* Start DATA LISTING *
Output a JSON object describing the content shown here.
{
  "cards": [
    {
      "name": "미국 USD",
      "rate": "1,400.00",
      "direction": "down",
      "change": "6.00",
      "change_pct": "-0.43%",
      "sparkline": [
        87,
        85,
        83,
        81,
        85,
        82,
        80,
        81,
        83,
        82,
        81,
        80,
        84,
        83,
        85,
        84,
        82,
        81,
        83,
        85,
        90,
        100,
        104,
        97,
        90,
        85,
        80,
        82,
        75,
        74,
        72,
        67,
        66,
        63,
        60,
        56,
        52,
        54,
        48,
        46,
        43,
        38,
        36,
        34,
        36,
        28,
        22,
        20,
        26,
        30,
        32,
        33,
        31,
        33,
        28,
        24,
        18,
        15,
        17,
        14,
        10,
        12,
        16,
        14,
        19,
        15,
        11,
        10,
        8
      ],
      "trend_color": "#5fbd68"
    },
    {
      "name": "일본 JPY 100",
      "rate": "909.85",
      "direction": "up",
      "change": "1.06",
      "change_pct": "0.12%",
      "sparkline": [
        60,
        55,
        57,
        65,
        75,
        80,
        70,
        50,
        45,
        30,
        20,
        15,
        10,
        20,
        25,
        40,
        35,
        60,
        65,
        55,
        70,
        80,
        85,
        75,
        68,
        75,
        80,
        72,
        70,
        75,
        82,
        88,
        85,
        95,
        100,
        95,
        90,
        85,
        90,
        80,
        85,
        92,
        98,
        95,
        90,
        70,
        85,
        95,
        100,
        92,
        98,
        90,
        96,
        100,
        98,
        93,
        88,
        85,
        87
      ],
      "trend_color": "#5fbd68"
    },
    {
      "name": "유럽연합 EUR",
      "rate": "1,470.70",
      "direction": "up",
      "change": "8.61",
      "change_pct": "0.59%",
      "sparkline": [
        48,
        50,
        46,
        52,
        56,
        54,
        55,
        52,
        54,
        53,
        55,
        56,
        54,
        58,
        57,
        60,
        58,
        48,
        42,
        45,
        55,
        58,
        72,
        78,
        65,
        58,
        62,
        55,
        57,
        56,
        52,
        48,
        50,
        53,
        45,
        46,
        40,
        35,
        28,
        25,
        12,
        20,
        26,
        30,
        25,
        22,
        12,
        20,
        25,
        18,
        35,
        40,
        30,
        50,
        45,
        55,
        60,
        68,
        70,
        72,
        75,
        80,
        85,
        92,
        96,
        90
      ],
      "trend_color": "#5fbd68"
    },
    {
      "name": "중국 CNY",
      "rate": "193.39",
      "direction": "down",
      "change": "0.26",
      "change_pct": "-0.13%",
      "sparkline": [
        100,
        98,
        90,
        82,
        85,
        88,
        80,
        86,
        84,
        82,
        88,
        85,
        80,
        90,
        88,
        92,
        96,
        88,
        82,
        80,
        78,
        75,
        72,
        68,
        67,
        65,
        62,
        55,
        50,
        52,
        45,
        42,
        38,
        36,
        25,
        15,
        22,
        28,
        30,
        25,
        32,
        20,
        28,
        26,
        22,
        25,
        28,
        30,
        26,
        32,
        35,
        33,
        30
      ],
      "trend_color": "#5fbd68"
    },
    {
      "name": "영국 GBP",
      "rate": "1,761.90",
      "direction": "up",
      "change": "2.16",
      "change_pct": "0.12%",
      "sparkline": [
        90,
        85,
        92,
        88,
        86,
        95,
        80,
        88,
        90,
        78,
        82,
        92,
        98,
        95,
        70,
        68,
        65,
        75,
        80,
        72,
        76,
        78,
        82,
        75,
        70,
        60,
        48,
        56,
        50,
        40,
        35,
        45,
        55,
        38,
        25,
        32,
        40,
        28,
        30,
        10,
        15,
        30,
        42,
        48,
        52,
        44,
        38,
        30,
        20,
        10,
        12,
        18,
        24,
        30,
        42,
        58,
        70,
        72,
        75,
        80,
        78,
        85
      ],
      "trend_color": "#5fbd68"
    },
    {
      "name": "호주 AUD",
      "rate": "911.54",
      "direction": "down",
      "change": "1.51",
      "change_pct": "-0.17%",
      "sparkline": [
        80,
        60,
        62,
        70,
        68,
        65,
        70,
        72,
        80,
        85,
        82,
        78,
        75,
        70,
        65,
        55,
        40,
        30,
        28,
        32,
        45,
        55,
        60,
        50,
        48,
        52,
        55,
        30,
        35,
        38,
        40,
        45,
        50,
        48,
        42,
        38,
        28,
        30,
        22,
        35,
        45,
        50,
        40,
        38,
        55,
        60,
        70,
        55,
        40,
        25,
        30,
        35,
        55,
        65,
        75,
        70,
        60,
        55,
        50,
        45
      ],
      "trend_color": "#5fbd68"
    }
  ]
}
* End DATA LISTING *
TASK OBJECTIVE
Print the records once more, exactly as they were given.

TASK OUTPUT
Output a JSON object describing the content shown here.
{
  "cards": [
    {
      "name": "미국 USD",
      "rate": "1,400.00",
      "direction": "down",
      "change": "6.00",
      "change_pct": "-0.43%",
      "sparkline": [
        87,
        85,
        83,
        81,
        85,
        82,
        80,
        81,
        83,
        82,
        81,
        80,
        84,
        83,
        85,
        84,
        82,
        81,
        83,
        85,
        90,
        100,
        104,
        97,
        90,
        85,
        80,
        82,
        75,
        74,
        72,
        67,
        66,
        63,
        60,
        56,
        52,
        54,
        48,
        46,
        43,
        38,
        36,
        34,
        36,
        28,
        22,
        20,
        26,
        30,
        32,
        33,
        31,
        33,
        28,
        24,
        18,
        15,
        17,
        14,
        10,
        12,
        16,
        14,
        19,
        15,
        11,
        10,
        8
      ],
      "trend_color": "#5fbd68"
    },
    {
      "name": "일본 JPY 100",
      "rate": "909.85",
      "direction": "up",
      "change": "1.06",
      "change_pct": "0.12%",
      "sparkline": [
        60,
        55,
        57,
        65,
        75,
        80,
        70,
        50,
        45,
        30,
        20,
        15,
        10,
        20,
        25,
        40,
        35,
        60,
        65,
        55,
        70,
        80,
        85,
        75,
        68,
        75,
        80,
        72,
        70,
        75,
        82,
        88,
        85,
        95,
        100,
        95,
        90,
        85,
        90,
        80,
        85,
        92,
        98,
        95,
        90,
        70,
        85,
        95,
        100,
        92,
        98,
        90,
        96,
        100,
        98,
        93,
        88,
        85,
        87
      ],
      "trend_color": "#5fbd68"
    },
    {
      "name": "유럽연합 EUR",
      "rate": "1,470.70",
      "direction": "up",
      "change": "8.61",
      "change_pct": "0.59%",
      "sparkline": [
        48,
        50,
        46,
        52,
        56,
        54,
        55,
        52,
        54,
        53,
        55,
        56,
        54,
        58,
        57,
        60,
        58,
        48,
        42,
        45,
        55,
        58,
        72,
        78,
        65,
        58,
        62,
        55,
        57,
        56,
        52,
        48,
        50,
        53,
        45,
        46,
        40,
        35,
        28,
        25,
        12,
        20,
        26,
        30,
        25,
        22,
        12,
        20,
        25,
        18,
        35,
        40,
        30,
        50,
        45,
        55,
        60,
        68,
        70,
        72,
        75,
        80,
        85,
        92,
        96,
        90
      ],
      "trend_color": "#5fbd68"
    },
    {
      "name": "중국 CNY",
      "rate": "193.39",
      "direction": "down",
      "change": "0.26",
      "change_pct": "-0.13%",
      "sparkline": [
        100,
        98,
        90,
        82,
        85,
        88,
        80,
        86,
        84,
        82,
        88,
        85,
        80,
        90,
        88,
        92,
        96,
        88,
        82,
        80,
        78,
        75,
        72,
        68,
        67,
        65,
        62,
        55,
        50,
        52,
        45,
        42,
        38,
        36,
        25,
        15,
        22,
        28,
        30,
        25,
        32,
        20,
        28,
        26,
        22,
        25,
        28,
        30,
        26,
        32,
        35,
        33,
        30
      ],
      "trend_color": "#5fbd68"
    },
    {
      "name": "영국 GBP",
      "rate": "1,761.90",
      "direction": "up",
      "change": "2.16",
      "change_pct": "0.12%",
      "sparkline": [
        90,
        85,
        92,
        88,
        86,
        95,
        80,
        88,
        90,
        78,
        82,
        92,
        98,
        95,
        70,
        68,
        65,
        75,
        80,
        72,
        76,
        78,
        82,
        75,
        70,
        60,
        48,
        56,
        50,
        40,
        35,
        45,
        55,
        38,
        25,
        32,
        40,
        28,
        30,
        10,
        15,
        30,
        42,
        48,
        52,
        44,
        38,
        30,
        20,
        10,
        12,
        18,
        24,
        30,
        42,
        58,
        70,
        72,
        75,
        80,
        78,
        85
      ],
      "trend_color": "#5fbd68"
    },
    {
      "name": "호주 AUD",
      "rate": "911.54",
      "direction": "down",
      "change": "1.51",
      "change_pct": "-0.17%",
      "sparkline": [
        80,
        60,
        62,
        70,
        68,
        65,
        70,
        72,
        80,
        85,
        82,
        78,
        75,
        70,
        65,
        55,
        40,
        30,
        28,
        32,
        45,
        55,
        60,
        50,
        48,
        52,
        55,
        30,
        35,
        38,
        40,
        45,
        50,
        48,
        42,
        38,
        28,
        30,
        22,
        35,
        45,
        50,
        40,
        38,
        55,
        60,
        70,
        55,
        40,
        25,
        30,
        35,
        55,
        65,
        75,
        70,
        60,
        55,
        50,
        45
      ],
      "trend_color": "#5fbd68"
    }
  ]
}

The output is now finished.